## Stored records
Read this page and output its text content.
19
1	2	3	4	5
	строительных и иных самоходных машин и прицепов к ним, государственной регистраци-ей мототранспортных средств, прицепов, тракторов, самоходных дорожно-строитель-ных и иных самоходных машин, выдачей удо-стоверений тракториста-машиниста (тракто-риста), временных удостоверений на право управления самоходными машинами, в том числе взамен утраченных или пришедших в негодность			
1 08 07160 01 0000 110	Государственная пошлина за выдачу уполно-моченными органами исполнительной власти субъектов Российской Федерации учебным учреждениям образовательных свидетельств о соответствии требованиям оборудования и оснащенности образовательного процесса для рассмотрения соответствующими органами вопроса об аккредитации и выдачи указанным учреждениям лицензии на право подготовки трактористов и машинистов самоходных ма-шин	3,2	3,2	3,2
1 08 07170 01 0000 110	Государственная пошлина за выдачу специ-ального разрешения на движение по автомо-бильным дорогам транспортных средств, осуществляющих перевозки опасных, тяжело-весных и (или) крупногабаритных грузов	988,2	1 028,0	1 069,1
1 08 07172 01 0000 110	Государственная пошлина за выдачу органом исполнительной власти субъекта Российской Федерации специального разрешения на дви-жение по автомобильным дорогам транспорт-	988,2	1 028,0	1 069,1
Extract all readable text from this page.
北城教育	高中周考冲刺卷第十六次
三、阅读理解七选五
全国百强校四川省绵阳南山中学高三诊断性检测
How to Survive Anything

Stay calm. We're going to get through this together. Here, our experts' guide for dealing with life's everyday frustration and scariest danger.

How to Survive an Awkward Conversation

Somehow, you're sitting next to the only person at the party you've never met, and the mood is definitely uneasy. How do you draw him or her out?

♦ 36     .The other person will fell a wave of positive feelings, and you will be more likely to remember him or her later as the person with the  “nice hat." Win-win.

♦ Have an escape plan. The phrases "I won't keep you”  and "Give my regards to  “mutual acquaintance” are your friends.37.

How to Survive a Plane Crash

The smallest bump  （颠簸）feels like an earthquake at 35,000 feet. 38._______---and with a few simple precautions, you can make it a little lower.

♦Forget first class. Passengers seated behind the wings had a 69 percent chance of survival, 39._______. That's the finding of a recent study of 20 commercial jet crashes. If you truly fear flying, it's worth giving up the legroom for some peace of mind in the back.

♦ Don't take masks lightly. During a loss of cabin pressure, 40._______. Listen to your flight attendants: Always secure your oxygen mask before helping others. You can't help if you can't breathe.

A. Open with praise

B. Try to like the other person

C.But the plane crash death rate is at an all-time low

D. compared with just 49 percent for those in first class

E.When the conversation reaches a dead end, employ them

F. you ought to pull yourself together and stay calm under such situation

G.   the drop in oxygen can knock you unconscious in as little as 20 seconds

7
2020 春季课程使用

## Task objective
All lines that include "дорогам" are to be gathered and copied.

## Exercise output
1 08 07170 01 0000 110	Государственная пошлина за выдачу специ-ального разрешения на движение по автомо-бильным дорогам транспортных средств, осуществляющих перевозки опасных, тяжело-весных и (или) крупногабаритных грузов	988,2	1 028,0	1 069,1
1 08 07172 01 0000 110	Государственная пошлина за выдачу органом исполнительной власти субъекта Российской Федерации специального разрешения на дви-жение по автомобильным дорогам транспорт-	988,2	1 028,0	1 069,1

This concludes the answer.